What you need to do:
[a] List every web link that appears in the forum thread below about fitting a regulator to disposable welding CO2.
[b] In the CO2 regulator thread below, what two things does GHNelson praise about the cylinders he has bought?
[c] From the CO2 regulator thread below, reproduce the passage starting at "Looks like I" and ending at "and close valve.".

Excerpted passage:
# Regulator For Disposable Welding CO2



## DRillo (17 Jul 2011)

Hi,

Im going round in circles trying to work out if a specific regulator will fit disposable welding CO2, hopefully someone can help me out.

This is the welding CO2:
http://www.toolstation.com/shop/Pow...posable+390g+Gas+Bottle+CO2/d40/sd2666/p89126

This is the regulator I have been looking at:
http://cgi.ebay.co.uk/Aquarium-Dual...3?pt=UK_Pet_Supplies_Fish&hash=item563d267fb5

Is there an industry standard thread/valve type for these disposable bottles so I can be sure the reg will fit?
Any help appreciated.


----------



## GHNelson (17 Jul 2011)

Hi
Did you read this topic :?:  :arrow: viewtopic.php?f=37&t=7696
The regulator you quoted will not fit a disposable bottle.
hoggie


----------



## DRillo (17 Jul 2011)

Thanks for the link, very informative.

Looks like I should just go for a standard refillable cylinder (I assume this is whats called FE?)


----------



## GHNelson (17 Jul 2011)

Hi
Here is a cylinder on e-bay :arrow: http://cgi.ebay.co.uk/CORNELIUS-KEG-CO2 ... 4aacd41efc
I have purchased a few of these......... good construction and it has a open and close valve.
hoggie


----------



## DRillo (17 Jul 2011)

Hey hoggie,
That is a good price for 2kg, especially as I was just looking at a 320g bottle for the same price!!!

Can you attach the regulator in the OP to the output on this or would you need to remove the valve that comes with it?

Dataset rows:
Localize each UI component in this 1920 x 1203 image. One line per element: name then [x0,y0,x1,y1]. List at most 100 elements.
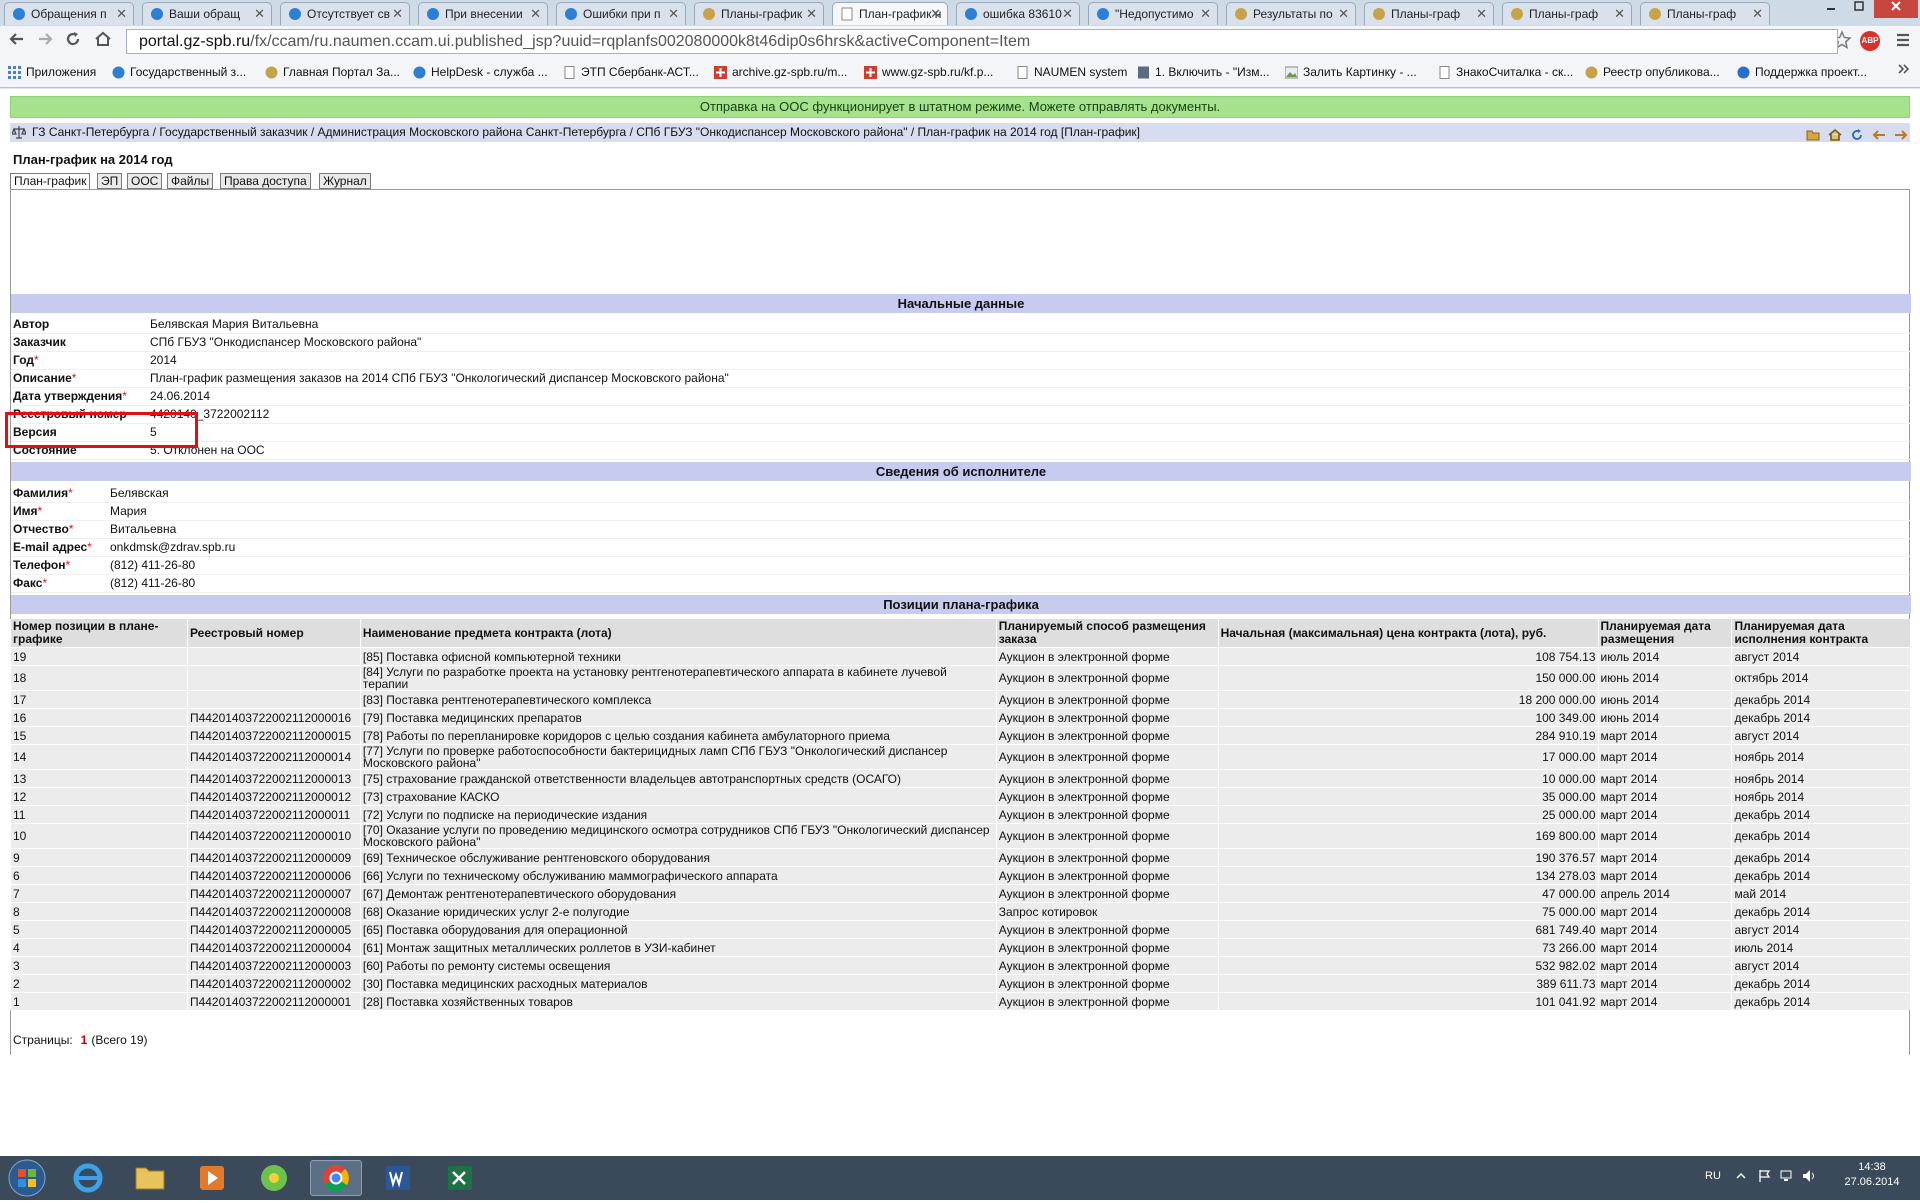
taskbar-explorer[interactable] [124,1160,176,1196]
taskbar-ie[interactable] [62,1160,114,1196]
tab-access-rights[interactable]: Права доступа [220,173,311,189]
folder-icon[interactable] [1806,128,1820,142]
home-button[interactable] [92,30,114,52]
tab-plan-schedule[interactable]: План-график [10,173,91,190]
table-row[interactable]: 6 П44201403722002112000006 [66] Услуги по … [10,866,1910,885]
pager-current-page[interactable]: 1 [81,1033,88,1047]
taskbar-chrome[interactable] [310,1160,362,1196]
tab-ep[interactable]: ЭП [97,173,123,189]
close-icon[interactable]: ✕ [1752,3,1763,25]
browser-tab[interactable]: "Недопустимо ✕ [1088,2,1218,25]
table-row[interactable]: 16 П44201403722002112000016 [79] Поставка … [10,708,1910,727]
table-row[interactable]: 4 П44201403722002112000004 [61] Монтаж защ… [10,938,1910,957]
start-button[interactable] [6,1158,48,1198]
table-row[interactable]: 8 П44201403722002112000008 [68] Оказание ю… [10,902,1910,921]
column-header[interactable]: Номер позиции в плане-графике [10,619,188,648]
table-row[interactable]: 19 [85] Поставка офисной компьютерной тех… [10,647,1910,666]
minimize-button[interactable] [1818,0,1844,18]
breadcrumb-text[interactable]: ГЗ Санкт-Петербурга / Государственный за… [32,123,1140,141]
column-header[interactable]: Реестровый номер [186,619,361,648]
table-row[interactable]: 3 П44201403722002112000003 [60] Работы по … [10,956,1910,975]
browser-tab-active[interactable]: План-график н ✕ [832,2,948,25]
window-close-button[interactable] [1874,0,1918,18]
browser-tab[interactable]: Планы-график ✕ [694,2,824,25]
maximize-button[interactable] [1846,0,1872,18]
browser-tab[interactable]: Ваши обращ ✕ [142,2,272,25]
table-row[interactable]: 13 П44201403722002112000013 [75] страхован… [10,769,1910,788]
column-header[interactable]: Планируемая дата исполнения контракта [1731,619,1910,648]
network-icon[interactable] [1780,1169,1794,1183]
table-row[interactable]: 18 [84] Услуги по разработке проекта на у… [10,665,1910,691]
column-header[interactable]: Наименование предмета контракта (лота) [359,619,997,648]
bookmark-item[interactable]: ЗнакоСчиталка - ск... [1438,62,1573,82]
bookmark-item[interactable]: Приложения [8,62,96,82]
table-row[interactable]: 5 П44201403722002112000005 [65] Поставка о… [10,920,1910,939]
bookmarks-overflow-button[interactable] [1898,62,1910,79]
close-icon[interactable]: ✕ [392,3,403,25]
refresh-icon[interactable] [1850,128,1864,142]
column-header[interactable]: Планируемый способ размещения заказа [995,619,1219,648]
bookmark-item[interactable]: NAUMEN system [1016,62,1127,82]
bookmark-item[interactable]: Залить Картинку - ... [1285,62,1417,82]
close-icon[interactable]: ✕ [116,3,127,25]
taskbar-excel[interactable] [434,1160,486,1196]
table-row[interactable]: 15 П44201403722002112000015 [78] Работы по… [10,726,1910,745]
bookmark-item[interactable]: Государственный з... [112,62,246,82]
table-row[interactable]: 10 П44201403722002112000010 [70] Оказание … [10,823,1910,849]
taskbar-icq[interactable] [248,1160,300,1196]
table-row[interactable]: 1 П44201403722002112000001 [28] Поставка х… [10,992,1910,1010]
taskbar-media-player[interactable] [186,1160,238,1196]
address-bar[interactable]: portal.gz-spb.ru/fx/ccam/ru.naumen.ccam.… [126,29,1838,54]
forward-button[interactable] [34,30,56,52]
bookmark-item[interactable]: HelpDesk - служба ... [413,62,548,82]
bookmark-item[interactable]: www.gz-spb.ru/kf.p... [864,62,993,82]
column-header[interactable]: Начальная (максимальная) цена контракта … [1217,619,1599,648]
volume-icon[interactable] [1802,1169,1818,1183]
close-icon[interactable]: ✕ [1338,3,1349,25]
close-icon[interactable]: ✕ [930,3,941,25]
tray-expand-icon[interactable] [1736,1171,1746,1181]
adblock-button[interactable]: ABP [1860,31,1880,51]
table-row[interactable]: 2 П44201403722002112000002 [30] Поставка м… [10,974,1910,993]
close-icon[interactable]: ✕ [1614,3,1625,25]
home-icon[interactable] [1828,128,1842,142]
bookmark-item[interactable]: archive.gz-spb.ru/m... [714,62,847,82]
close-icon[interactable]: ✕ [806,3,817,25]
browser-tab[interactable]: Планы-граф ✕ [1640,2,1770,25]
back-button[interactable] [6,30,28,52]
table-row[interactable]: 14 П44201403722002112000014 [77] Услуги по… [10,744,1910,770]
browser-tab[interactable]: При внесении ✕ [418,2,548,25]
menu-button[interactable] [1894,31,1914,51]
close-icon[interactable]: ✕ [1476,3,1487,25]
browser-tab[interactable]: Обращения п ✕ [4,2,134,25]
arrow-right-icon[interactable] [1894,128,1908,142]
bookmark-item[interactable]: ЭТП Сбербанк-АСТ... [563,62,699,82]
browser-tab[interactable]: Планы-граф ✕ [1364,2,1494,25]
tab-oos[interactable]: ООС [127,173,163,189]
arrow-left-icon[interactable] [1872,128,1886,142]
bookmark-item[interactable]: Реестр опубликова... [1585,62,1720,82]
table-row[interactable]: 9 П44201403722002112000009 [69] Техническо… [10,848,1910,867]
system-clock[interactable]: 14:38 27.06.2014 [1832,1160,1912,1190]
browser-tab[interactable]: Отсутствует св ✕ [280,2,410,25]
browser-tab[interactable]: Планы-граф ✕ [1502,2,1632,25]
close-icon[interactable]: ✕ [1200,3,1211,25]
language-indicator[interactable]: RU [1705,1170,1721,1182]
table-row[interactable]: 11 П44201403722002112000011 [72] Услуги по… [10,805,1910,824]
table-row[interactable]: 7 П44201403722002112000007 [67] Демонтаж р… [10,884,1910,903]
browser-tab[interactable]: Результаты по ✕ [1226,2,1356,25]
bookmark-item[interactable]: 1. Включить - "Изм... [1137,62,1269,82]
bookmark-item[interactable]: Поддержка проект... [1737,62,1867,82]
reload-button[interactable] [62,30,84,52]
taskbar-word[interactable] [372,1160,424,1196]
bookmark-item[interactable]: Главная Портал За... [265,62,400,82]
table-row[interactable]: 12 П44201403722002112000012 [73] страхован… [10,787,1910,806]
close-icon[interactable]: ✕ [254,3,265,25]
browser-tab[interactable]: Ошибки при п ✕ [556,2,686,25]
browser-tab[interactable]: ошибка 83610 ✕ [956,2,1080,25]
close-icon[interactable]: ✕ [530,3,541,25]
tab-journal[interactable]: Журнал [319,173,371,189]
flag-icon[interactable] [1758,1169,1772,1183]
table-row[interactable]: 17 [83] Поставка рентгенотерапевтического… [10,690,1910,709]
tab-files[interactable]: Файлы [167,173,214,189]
* * *
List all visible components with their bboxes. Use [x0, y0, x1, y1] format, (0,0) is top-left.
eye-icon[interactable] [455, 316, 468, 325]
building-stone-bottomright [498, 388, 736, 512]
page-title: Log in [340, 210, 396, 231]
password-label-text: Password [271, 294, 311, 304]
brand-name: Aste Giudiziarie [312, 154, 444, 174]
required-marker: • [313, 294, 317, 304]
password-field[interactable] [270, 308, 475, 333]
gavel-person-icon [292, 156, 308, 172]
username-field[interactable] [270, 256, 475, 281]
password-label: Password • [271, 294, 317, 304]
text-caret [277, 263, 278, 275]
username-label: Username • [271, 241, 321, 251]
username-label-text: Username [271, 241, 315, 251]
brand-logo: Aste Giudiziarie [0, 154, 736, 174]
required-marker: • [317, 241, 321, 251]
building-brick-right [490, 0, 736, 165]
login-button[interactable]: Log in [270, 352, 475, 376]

Per-task answers:
[a]
http://www.toolstation.com/shop/Pow...posable+390g+Gas+Bottle+CO2/d40/sd2666/p89126
http://cgi.ebay.co.uk/Aquarium-Dual...3?pt=UK_Pet_Supplies_Fish&hash=item563d267fb5
viewtopic.php?f=37&t=7696
http://cgi.ebay.co.uk/CORNELIUS-KEG-CO2 ... 4aacd41efc

[b] He says they are of good construction and have an open and close valve.

[c]
Looks like I should just go for a standard refillable cylinder (I assume this is whats called FE?)


----------



## GHNelson (17 Jul 2011)

Hi
Here is a cylinder on e-bay :arrow: http://cgi.ebay.co.uk/CORNELIUS-KEG-CO2 ... 4aacd41efc
I have purchased a few of these......... good construction and it has a open and close valve.